◆ **Saved data entries**:
────

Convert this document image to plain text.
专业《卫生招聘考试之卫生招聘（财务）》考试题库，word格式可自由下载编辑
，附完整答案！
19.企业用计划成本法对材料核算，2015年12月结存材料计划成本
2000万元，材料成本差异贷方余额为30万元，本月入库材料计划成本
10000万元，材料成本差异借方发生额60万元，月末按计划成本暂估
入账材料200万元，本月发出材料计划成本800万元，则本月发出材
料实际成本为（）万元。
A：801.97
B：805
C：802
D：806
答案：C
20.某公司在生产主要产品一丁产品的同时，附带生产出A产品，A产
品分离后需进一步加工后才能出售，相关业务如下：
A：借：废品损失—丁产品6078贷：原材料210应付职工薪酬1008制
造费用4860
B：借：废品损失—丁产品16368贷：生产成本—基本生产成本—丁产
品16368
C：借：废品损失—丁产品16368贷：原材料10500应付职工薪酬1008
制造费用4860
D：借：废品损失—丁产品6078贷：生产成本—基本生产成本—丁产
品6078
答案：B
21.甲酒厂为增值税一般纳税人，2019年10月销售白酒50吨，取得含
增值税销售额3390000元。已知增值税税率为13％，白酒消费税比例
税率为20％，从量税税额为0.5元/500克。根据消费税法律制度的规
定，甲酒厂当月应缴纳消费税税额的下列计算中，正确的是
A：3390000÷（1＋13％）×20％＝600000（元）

────

◆ **What the task asks**: Write out all the records above again, exactly as they stand.

◆ **Result**:
Convert this document image to plain text.
专业《卫生招聘考试之卫生招聘（财务）》考试题库，word格式可自由下载编辑
，附完整答案！
19.企业用计划成本法对材料核算，2015年12月结存材料计划成本
2000万元，材料成本差异贷方余额为30万元，本月入库材料计划成本
10000万元，材料成本差异借方发生额60万元，月末按计划成本暂估
入账材料200万元，本月发出材料计划成本800万元，则本月发出材
料实际成本为（）万元。
A：801.97
B：805
C：802
D：806
答案：C
20.某公司在生产主要产品一丁产品的同时，附带生产出A产品，A产
品分离后需进一步加工后才能出售，相关业务如下：
A：借：废品损失—丁产品6078贷：原材料210应付职工薪酬1008制
造费用4860
B：借：废品损失—丁产品16368贷：生产成本—基本生产成本—丁产
品16368
C：借：废品损失—丁产品16368贷：原材料10500应付职工薪酬1008
制造费用4860
D：借：废品损失—丁产品6078贷：生产成本—基本生产成本—丁产
品6078
答案：B
21.甲酒厂为增值税一般纳税人，2019年10月销售白酒50吨，取得含
增值税销售额3390000元。已知增值税税率为13％，白酒消费税比例
税率为20％，从量税税额为0.5元/500克。根据消费税法律制度的规
定，甲酒厂当月应缴纳消费税税额的下列计算中，正确的是
A：3390000÷（1＋13％）×20％＝600000（元）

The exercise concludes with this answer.